▶ [Exercise instructions] Pull each line holding the word "Operation" from the data.

(Dataset records)
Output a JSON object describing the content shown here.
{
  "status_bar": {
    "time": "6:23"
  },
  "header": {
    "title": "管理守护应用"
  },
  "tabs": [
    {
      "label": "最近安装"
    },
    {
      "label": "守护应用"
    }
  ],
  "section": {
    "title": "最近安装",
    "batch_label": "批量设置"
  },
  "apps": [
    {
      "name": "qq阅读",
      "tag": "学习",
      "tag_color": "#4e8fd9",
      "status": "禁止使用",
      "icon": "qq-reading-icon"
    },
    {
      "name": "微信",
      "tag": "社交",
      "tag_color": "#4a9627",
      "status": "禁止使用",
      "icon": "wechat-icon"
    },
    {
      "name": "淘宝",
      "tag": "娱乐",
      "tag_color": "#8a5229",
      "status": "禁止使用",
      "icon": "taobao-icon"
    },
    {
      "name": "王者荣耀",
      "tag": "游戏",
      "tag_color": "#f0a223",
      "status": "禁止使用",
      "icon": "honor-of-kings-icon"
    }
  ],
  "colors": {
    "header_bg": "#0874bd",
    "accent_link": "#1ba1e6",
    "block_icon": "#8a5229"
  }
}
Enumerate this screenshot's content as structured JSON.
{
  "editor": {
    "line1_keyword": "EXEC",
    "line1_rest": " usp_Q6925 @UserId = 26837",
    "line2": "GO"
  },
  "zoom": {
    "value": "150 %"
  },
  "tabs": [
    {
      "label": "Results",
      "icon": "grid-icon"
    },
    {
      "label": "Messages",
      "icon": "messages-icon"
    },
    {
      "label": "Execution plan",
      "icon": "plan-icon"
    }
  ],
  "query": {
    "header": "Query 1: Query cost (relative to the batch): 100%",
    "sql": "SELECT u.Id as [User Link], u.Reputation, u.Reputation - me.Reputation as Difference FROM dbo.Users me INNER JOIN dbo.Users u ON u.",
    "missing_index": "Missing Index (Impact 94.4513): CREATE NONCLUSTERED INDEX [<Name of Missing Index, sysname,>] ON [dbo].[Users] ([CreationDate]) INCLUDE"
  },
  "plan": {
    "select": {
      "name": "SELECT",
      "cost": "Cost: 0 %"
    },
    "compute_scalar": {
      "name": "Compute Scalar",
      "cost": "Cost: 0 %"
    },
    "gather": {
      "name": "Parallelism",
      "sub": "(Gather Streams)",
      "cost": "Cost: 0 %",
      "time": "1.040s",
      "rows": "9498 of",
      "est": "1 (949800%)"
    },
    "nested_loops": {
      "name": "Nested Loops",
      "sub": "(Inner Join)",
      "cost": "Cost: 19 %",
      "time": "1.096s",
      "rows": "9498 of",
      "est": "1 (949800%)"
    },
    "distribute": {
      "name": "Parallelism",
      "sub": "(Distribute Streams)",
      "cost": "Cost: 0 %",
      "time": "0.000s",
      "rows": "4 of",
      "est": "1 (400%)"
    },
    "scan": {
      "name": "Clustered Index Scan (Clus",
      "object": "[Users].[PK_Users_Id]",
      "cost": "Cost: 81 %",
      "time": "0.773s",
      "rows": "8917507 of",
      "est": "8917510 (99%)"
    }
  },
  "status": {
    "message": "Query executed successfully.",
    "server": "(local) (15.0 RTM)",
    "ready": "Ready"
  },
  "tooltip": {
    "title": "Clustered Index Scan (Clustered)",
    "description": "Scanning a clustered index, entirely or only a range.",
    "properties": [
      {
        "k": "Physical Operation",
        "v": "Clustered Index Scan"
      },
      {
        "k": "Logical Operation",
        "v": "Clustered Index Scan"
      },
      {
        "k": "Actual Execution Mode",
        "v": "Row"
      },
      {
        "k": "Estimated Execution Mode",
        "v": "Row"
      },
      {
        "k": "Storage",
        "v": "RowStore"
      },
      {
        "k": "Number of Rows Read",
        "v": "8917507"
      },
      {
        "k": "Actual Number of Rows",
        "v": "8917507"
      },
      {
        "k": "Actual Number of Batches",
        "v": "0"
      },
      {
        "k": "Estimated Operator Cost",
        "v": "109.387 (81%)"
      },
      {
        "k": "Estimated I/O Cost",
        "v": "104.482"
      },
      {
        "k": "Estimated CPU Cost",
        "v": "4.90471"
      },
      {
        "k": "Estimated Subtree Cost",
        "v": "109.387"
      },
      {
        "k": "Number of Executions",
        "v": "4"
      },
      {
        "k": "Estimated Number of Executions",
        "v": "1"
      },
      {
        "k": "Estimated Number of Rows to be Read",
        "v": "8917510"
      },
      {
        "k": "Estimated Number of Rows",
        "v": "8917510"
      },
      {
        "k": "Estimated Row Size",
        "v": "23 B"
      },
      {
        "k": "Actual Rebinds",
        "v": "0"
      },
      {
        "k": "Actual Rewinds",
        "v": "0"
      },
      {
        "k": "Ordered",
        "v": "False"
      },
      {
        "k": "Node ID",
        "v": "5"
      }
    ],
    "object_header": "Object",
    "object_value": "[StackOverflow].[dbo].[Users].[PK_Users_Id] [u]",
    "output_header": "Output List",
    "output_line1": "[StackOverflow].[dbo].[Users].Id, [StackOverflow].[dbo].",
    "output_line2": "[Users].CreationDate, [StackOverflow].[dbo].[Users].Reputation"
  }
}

▶ [Response below]
        "k": "Physical Operation",
        "k": "Logical Operation",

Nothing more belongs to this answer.